• **What you will do**
Whenever a line below holds the word "object", copy that line.

• **Data to use**

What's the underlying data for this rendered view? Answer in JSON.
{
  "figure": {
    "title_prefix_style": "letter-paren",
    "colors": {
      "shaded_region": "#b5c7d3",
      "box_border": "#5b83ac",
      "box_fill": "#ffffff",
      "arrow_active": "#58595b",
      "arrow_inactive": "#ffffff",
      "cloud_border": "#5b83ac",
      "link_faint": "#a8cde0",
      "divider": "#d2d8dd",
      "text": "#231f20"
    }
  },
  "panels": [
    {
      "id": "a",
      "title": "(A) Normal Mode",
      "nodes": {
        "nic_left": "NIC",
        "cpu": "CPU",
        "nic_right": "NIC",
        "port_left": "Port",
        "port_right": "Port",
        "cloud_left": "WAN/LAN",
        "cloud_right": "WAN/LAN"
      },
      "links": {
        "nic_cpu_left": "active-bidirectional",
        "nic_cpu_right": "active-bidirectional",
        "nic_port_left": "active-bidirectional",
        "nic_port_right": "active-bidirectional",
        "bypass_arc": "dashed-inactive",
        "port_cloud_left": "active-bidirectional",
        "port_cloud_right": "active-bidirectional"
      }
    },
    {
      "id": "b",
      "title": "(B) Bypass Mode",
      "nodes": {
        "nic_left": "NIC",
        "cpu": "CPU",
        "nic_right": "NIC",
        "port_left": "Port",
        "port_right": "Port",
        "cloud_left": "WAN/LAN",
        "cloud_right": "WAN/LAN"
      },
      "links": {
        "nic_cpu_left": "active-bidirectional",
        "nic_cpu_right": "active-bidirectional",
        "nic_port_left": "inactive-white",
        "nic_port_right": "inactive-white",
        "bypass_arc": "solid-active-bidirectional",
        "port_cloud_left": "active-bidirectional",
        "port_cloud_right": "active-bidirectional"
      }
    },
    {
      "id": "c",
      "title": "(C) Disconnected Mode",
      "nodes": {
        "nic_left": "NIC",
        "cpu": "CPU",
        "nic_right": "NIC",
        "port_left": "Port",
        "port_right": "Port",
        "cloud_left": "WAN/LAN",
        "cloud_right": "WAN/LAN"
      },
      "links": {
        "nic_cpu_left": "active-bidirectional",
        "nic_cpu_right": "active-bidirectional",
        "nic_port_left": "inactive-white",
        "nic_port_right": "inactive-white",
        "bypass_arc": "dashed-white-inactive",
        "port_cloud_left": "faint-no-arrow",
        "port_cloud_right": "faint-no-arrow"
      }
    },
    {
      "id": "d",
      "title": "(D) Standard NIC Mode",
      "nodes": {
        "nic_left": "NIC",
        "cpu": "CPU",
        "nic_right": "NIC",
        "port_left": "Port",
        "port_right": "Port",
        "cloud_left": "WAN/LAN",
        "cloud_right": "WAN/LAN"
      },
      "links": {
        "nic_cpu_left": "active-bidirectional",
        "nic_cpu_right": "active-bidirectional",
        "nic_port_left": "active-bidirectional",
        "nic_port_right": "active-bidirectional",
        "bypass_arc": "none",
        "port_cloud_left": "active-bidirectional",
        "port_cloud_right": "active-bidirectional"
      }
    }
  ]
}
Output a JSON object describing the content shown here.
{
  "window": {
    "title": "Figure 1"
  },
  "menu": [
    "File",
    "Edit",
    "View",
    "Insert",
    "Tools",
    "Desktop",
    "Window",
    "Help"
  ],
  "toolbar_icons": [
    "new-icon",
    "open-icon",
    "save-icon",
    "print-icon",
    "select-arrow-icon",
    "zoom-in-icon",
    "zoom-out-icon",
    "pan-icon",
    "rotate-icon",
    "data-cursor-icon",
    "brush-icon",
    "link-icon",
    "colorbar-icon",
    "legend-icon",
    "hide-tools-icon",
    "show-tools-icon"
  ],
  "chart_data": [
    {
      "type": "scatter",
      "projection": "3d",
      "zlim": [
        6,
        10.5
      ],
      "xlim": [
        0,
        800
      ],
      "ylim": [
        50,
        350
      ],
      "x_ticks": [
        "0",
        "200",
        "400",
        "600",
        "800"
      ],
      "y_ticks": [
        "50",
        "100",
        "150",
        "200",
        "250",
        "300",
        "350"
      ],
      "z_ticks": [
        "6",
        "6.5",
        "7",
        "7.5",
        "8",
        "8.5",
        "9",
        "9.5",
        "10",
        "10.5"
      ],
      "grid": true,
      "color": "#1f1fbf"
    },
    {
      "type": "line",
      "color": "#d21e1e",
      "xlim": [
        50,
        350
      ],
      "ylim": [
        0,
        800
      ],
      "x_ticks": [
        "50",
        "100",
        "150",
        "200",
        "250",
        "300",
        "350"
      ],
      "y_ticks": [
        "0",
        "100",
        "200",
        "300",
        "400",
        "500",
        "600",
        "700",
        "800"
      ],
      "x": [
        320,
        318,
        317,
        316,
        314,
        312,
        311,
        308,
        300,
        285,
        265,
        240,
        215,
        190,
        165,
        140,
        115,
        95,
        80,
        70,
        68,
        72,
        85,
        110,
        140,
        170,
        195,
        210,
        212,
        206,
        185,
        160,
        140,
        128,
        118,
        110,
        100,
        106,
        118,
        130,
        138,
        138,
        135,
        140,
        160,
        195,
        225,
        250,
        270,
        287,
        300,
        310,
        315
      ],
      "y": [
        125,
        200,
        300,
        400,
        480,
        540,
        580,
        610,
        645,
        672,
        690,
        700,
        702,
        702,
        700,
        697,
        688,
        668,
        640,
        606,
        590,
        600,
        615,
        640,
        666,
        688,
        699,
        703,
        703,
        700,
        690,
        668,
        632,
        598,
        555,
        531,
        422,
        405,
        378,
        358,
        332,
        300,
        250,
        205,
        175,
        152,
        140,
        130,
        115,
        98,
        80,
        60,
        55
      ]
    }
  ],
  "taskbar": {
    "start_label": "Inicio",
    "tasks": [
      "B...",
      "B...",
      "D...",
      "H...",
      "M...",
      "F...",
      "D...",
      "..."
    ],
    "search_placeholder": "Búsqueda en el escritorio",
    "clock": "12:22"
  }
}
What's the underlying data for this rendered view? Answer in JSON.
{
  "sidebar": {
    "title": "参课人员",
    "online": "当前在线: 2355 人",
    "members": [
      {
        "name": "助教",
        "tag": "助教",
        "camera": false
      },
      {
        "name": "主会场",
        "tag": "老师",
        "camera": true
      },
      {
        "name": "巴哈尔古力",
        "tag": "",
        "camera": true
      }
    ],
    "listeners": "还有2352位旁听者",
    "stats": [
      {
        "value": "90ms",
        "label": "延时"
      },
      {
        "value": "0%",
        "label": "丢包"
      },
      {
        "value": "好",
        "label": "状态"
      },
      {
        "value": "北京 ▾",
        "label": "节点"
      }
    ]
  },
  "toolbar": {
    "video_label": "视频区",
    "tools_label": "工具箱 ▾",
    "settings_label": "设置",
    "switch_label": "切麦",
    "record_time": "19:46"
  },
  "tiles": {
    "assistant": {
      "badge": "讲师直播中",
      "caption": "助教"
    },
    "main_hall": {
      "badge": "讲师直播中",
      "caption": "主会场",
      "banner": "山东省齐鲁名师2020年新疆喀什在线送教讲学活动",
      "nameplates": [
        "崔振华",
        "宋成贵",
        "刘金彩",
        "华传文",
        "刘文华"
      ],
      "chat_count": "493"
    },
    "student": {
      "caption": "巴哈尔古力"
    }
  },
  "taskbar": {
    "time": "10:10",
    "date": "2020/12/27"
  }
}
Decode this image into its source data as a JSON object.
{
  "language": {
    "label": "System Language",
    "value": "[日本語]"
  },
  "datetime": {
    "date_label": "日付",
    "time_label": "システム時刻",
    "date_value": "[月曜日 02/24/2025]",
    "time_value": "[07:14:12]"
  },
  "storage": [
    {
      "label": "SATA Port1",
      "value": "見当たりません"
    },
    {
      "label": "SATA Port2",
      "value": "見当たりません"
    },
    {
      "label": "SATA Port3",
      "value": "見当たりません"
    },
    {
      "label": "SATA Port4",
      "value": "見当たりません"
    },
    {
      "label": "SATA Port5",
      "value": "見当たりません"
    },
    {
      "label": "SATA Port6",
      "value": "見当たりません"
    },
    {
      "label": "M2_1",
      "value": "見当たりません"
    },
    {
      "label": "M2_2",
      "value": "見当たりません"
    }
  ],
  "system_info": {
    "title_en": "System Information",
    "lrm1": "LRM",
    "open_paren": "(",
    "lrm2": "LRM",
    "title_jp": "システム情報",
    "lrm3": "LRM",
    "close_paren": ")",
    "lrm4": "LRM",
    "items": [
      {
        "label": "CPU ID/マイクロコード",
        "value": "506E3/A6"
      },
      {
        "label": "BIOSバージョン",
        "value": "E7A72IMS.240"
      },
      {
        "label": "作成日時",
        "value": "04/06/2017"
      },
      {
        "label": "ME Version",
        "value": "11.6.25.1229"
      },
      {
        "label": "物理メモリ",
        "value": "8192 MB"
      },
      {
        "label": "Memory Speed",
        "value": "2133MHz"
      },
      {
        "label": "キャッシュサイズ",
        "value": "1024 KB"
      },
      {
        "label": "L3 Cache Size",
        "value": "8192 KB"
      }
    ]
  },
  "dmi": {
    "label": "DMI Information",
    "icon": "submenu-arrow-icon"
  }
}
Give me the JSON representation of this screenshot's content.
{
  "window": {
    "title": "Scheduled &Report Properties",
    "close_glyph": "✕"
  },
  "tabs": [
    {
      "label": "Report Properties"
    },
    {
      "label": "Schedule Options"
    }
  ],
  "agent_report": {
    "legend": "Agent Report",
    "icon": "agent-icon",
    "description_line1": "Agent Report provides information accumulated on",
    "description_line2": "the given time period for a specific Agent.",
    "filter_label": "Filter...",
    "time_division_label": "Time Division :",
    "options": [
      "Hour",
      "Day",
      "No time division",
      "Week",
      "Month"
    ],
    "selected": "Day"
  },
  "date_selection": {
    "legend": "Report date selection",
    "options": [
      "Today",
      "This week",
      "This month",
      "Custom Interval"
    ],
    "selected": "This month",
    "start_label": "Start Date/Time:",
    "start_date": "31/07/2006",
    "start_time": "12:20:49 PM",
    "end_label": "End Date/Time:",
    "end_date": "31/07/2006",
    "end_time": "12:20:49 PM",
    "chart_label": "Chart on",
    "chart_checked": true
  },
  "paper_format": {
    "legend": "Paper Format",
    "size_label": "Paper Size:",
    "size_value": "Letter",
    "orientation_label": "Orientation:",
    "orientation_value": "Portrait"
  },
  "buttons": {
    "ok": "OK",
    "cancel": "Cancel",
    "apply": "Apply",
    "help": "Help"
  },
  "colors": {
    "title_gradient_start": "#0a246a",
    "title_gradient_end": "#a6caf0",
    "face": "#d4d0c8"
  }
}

• **Result of the exercise**
Output a JSON object describing the content shown here.
Decode this image into its source data as a JSON object.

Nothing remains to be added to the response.